Records provided »
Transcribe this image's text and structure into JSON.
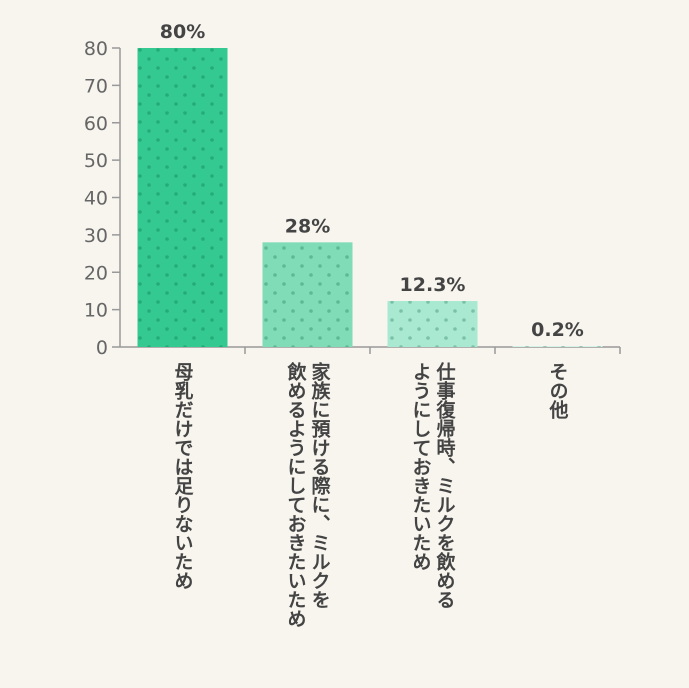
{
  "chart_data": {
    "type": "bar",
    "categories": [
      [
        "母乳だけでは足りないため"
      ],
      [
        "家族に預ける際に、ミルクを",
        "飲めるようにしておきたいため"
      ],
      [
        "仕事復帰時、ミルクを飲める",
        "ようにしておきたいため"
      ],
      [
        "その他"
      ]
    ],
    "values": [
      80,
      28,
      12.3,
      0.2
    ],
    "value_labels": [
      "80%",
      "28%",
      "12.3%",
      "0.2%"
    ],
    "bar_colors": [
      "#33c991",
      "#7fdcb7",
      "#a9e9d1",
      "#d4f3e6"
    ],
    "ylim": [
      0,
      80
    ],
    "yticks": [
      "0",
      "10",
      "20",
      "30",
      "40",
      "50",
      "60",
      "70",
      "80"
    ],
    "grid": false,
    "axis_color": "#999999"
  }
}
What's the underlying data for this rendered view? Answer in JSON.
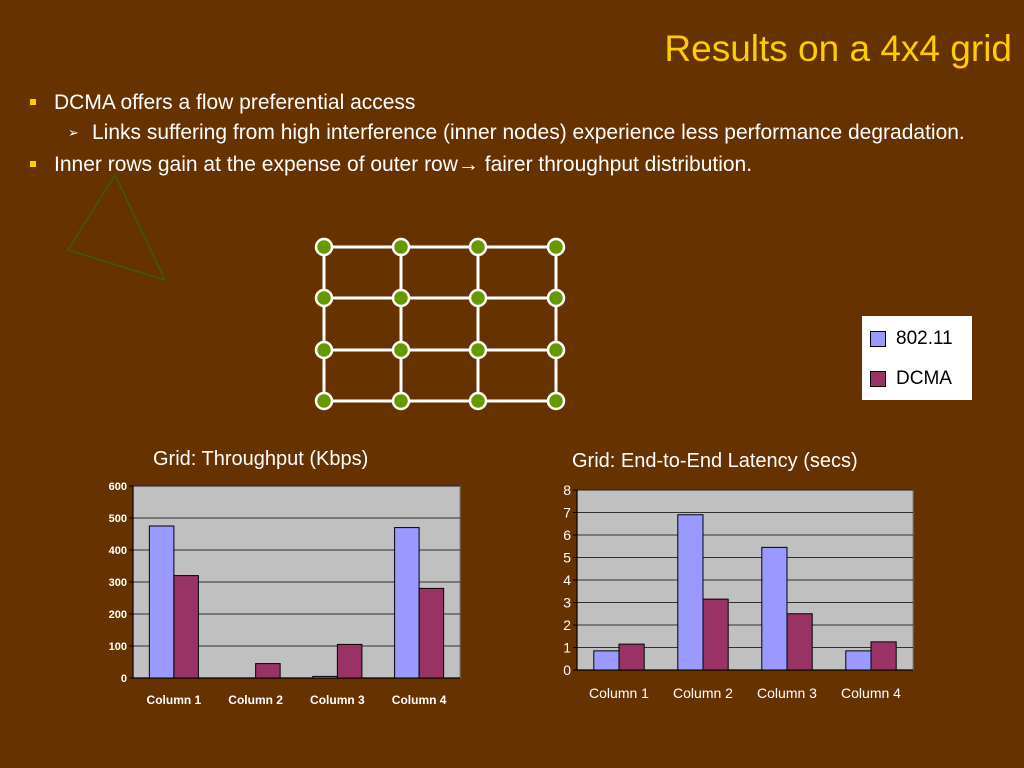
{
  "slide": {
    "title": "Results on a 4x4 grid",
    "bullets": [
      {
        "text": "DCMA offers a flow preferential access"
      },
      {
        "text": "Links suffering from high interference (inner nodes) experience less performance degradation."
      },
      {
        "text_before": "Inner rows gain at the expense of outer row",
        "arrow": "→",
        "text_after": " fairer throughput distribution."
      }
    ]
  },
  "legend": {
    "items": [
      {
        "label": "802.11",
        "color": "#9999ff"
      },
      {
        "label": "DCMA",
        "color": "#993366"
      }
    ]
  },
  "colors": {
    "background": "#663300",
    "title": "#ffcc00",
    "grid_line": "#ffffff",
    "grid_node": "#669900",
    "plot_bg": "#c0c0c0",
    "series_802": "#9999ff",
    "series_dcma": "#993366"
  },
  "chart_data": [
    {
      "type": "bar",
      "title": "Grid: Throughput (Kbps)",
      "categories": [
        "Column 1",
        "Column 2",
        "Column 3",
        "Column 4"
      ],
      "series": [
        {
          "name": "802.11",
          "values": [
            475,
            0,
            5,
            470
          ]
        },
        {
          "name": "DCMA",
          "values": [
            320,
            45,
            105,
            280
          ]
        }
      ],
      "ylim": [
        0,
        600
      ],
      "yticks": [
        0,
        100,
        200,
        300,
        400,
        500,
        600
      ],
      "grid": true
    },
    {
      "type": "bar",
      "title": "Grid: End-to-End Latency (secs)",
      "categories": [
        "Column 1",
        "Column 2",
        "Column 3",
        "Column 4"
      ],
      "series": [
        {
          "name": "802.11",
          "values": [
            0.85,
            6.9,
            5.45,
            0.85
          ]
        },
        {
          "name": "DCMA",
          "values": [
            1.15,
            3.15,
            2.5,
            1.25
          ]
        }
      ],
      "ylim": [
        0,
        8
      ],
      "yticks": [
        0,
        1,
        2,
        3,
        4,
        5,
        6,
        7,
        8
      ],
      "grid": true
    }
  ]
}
==
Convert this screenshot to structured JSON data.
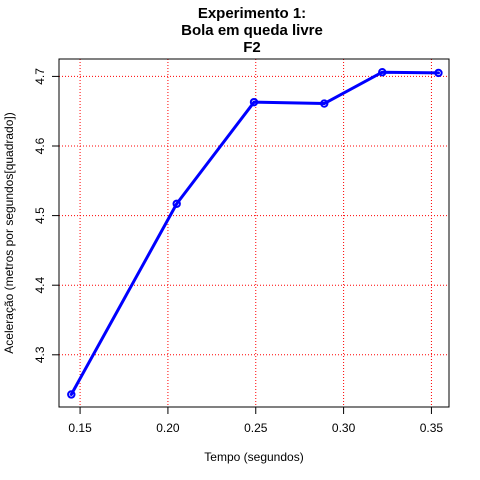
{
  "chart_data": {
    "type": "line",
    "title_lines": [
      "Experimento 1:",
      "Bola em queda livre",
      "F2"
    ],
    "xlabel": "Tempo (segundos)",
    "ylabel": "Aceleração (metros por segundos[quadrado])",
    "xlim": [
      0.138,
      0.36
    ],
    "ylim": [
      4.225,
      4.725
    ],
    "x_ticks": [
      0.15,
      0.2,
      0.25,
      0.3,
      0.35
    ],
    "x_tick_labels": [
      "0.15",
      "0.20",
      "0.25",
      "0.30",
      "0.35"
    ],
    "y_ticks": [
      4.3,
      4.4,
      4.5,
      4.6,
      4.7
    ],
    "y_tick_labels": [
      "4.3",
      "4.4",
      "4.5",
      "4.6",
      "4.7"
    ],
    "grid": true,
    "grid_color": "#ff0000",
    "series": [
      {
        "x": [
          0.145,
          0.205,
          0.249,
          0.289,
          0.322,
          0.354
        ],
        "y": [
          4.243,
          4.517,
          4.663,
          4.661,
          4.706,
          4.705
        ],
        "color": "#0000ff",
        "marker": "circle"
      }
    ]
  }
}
---
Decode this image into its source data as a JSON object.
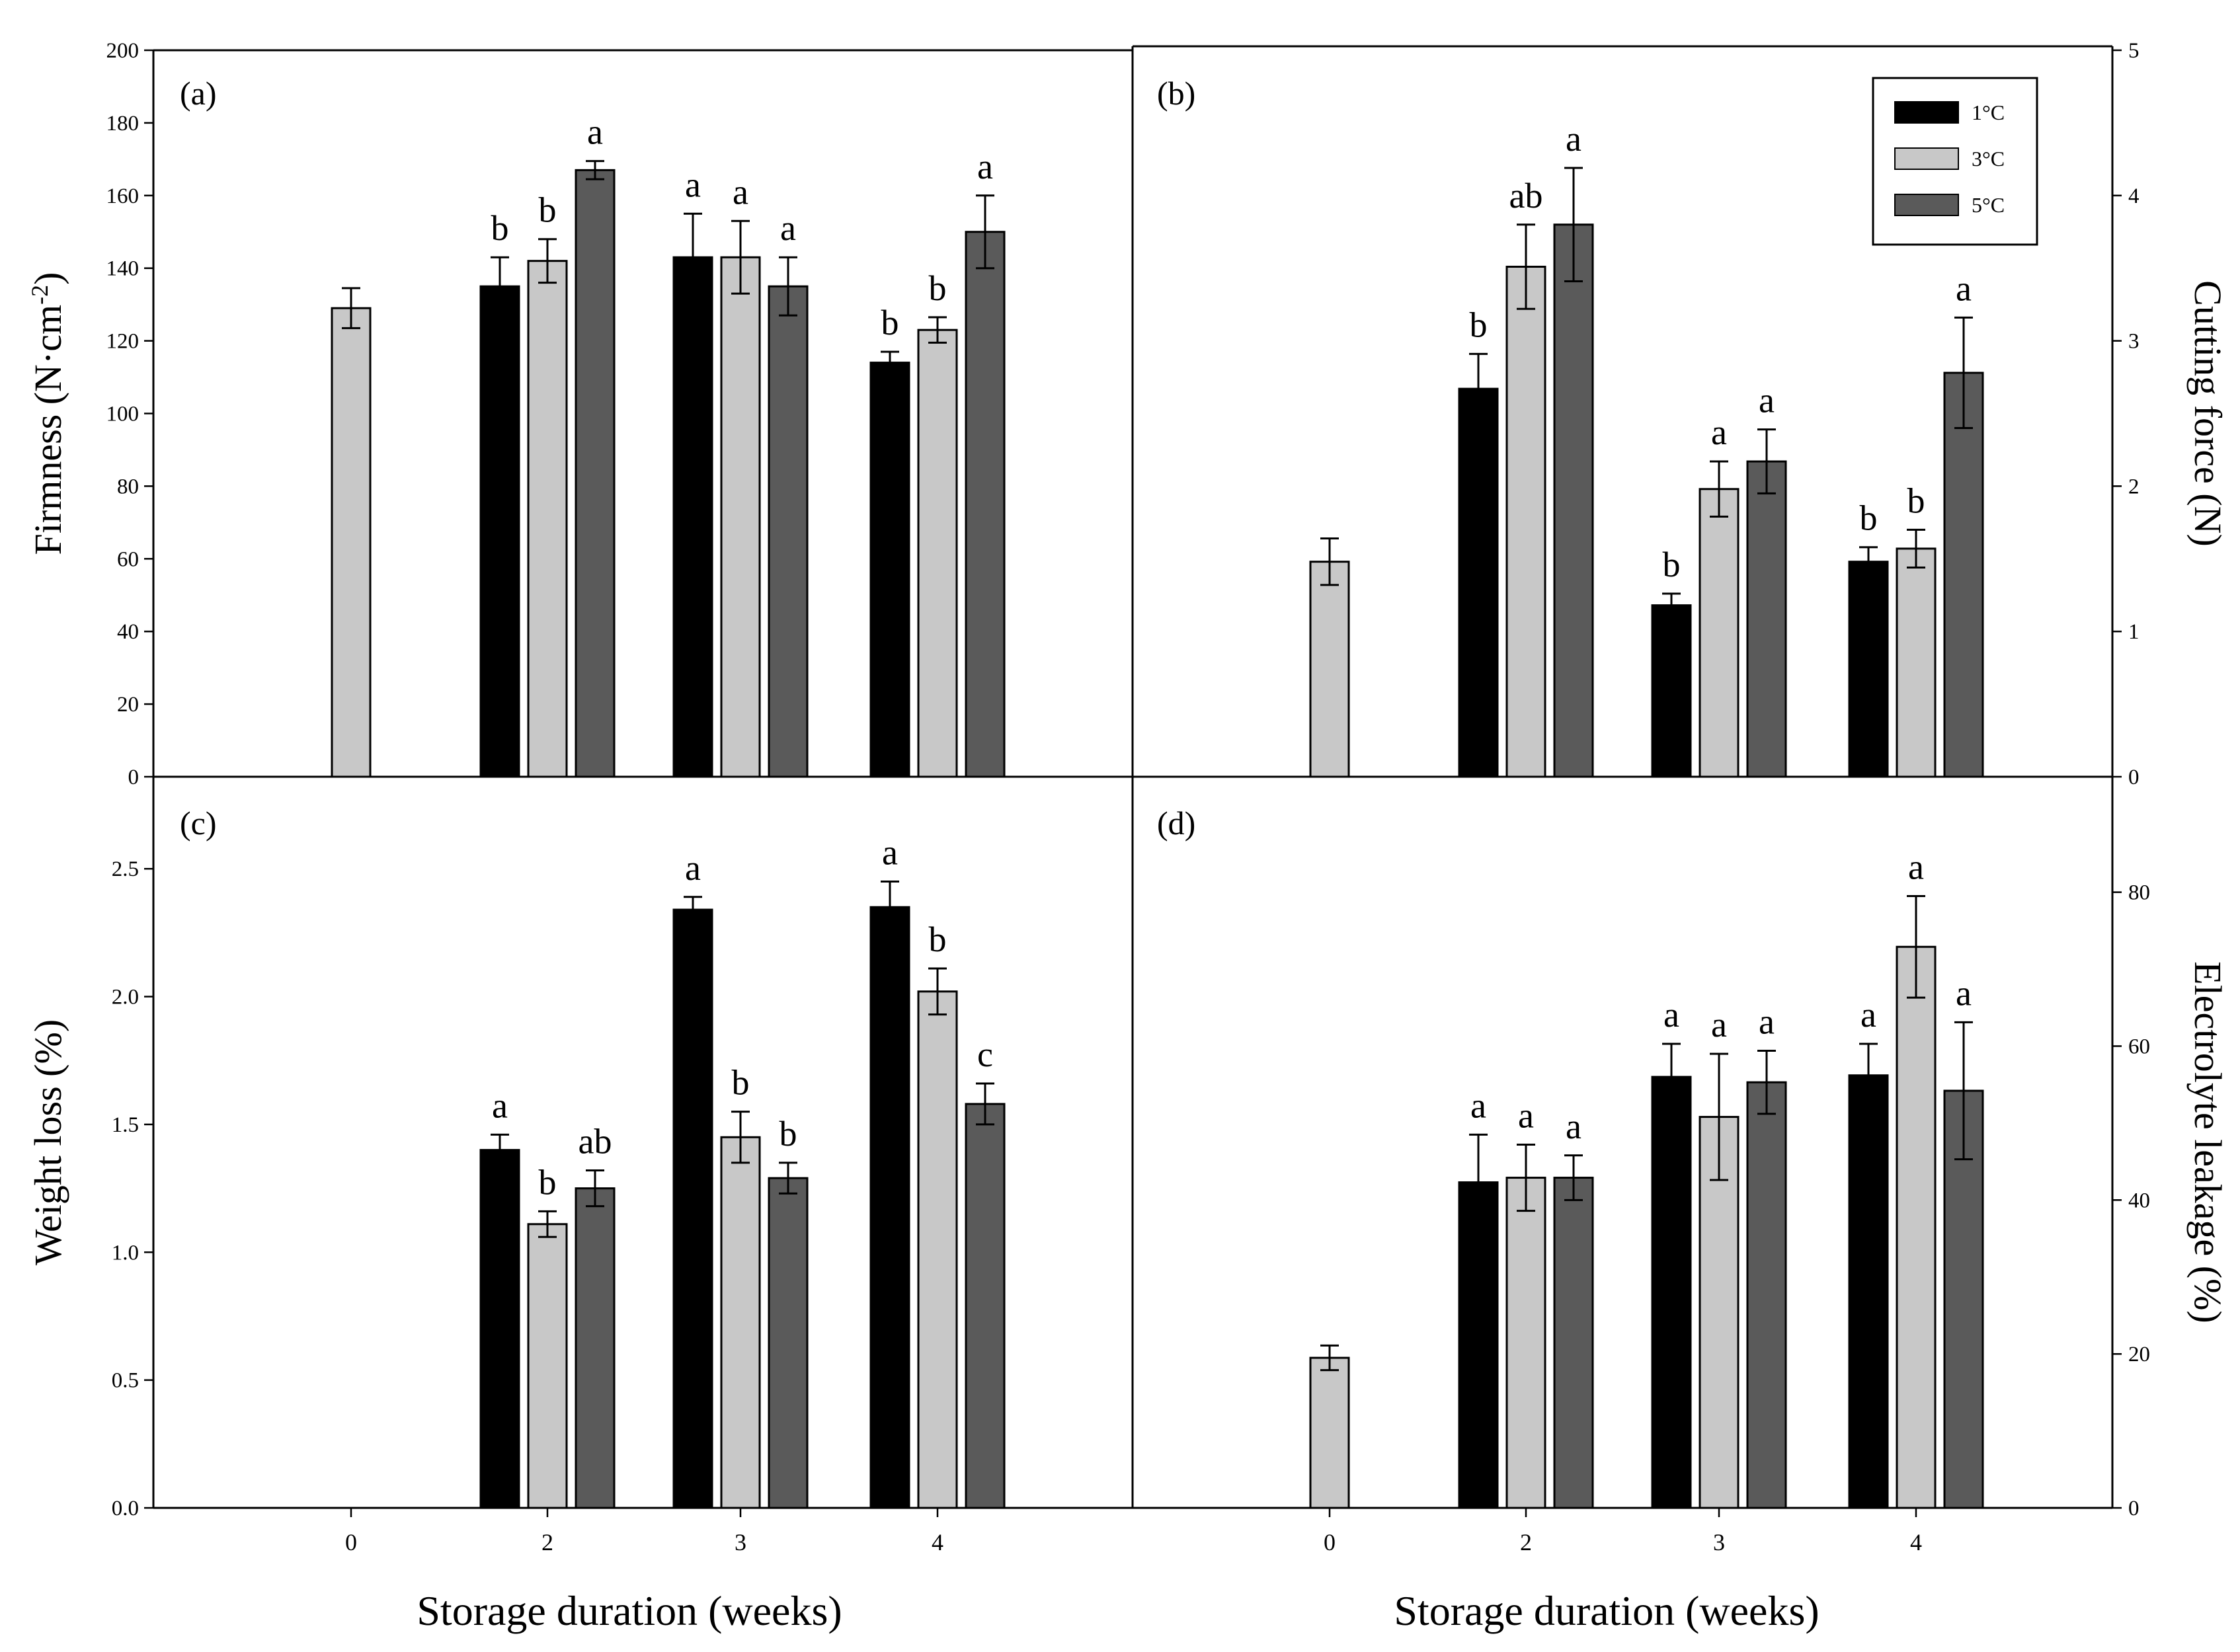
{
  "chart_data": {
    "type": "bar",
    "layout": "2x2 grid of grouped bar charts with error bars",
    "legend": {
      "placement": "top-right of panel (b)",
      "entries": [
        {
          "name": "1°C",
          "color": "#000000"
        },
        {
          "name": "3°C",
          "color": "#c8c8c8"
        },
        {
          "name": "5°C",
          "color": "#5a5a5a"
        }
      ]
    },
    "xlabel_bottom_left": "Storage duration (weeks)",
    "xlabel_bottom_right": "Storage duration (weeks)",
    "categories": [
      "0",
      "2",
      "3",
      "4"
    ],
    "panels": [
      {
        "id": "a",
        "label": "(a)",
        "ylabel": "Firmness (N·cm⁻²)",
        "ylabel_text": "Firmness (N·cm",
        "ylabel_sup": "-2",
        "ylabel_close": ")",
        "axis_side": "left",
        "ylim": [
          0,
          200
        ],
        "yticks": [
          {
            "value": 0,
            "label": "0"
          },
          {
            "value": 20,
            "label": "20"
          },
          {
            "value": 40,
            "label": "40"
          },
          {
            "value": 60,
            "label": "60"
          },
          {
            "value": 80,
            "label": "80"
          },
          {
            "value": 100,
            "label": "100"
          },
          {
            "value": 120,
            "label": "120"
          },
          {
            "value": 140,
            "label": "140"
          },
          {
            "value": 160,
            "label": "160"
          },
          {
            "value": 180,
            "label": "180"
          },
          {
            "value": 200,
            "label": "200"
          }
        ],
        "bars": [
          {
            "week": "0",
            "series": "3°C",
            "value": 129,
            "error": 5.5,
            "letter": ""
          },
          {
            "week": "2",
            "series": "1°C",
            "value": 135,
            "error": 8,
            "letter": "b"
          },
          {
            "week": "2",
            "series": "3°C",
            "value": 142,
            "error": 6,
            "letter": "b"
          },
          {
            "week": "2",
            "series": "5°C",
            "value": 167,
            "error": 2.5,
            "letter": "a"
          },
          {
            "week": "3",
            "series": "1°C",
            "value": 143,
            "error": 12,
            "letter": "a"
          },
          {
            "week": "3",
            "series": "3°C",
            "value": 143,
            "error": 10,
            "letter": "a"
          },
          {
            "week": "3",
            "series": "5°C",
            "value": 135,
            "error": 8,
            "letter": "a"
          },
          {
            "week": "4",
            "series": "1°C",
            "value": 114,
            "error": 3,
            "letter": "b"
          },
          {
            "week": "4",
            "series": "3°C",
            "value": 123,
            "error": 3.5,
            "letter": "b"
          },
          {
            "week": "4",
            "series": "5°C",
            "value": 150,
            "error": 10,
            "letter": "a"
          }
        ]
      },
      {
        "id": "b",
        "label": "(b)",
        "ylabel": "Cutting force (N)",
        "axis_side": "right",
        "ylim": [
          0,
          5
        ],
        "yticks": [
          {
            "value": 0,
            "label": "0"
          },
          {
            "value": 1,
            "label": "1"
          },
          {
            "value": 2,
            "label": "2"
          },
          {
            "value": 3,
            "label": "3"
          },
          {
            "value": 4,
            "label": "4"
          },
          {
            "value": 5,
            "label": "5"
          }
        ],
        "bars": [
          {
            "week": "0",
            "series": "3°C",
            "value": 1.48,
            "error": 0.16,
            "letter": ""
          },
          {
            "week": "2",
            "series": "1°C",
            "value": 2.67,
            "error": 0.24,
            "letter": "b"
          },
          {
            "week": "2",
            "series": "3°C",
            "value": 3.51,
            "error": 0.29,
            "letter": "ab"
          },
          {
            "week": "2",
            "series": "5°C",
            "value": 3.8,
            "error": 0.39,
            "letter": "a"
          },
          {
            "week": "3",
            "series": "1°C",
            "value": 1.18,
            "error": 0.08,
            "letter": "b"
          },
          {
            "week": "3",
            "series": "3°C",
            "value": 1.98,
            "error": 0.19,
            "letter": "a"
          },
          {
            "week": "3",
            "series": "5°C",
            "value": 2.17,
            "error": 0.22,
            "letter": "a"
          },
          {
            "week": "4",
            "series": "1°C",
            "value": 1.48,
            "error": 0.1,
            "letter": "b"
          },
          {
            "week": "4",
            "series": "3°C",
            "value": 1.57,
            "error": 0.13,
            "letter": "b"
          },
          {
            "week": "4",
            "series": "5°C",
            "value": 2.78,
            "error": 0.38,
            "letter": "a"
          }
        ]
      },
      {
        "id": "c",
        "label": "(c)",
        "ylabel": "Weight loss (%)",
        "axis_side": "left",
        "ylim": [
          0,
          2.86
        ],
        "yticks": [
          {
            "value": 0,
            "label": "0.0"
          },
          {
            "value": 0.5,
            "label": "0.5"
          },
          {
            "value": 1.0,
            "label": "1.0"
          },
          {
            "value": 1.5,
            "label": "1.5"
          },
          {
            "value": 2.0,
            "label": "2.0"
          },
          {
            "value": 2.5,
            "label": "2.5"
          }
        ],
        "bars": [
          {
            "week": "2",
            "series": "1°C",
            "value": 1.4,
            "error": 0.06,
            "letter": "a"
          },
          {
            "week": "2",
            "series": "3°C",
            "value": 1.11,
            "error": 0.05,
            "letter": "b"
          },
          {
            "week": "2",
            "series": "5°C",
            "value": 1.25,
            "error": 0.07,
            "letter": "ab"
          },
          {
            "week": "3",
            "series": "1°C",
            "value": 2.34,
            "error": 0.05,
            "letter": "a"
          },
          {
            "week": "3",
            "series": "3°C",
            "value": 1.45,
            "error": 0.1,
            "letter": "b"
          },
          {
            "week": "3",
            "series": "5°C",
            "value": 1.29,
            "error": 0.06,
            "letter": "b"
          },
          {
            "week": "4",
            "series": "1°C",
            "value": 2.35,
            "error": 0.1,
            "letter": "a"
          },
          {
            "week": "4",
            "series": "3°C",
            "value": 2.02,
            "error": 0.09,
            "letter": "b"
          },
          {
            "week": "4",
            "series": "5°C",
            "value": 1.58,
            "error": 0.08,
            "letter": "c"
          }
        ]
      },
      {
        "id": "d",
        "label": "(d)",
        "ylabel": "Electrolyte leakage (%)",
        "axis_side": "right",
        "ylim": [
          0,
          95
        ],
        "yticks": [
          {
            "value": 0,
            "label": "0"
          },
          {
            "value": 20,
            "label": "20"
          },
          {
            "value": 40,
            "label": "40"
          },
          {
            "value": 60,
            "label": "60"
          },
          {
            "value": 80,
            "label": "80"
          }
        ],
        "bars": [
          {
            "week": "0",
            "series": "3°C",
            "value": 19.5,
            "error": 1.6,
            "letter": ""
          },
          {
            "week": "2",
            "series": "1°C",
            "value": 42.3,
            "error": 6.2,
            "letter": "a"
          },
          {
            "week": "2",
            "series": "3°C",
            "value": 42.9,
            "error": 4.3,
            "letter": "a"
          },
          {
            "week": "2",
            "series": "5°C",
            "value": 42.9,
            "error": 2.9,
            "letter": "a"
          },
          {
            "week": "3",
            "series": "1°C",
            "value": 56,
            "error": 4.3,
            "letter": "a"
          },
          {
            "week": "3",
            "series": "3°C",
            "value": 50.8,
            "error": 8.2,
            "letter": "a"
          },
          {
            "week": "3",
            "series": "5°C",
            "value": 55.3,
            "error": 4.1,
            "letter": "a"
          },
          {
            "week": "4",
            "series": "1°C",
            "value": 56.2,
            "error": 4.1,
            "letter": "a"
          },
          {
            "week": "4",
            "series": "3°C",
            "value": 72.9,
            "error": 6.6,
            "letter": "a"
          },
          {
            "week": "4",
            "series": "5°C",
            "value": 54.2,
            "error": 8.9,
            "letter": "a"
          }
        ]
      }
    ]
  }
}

Given exercise » Search the entries for the string "duration" and collect each line that has it.

Response to the exercise »
    "xlabel_bottom_left": "Storage duration (weeks)",
    "xlabel_bottom_right": "Storage duration (weeks)",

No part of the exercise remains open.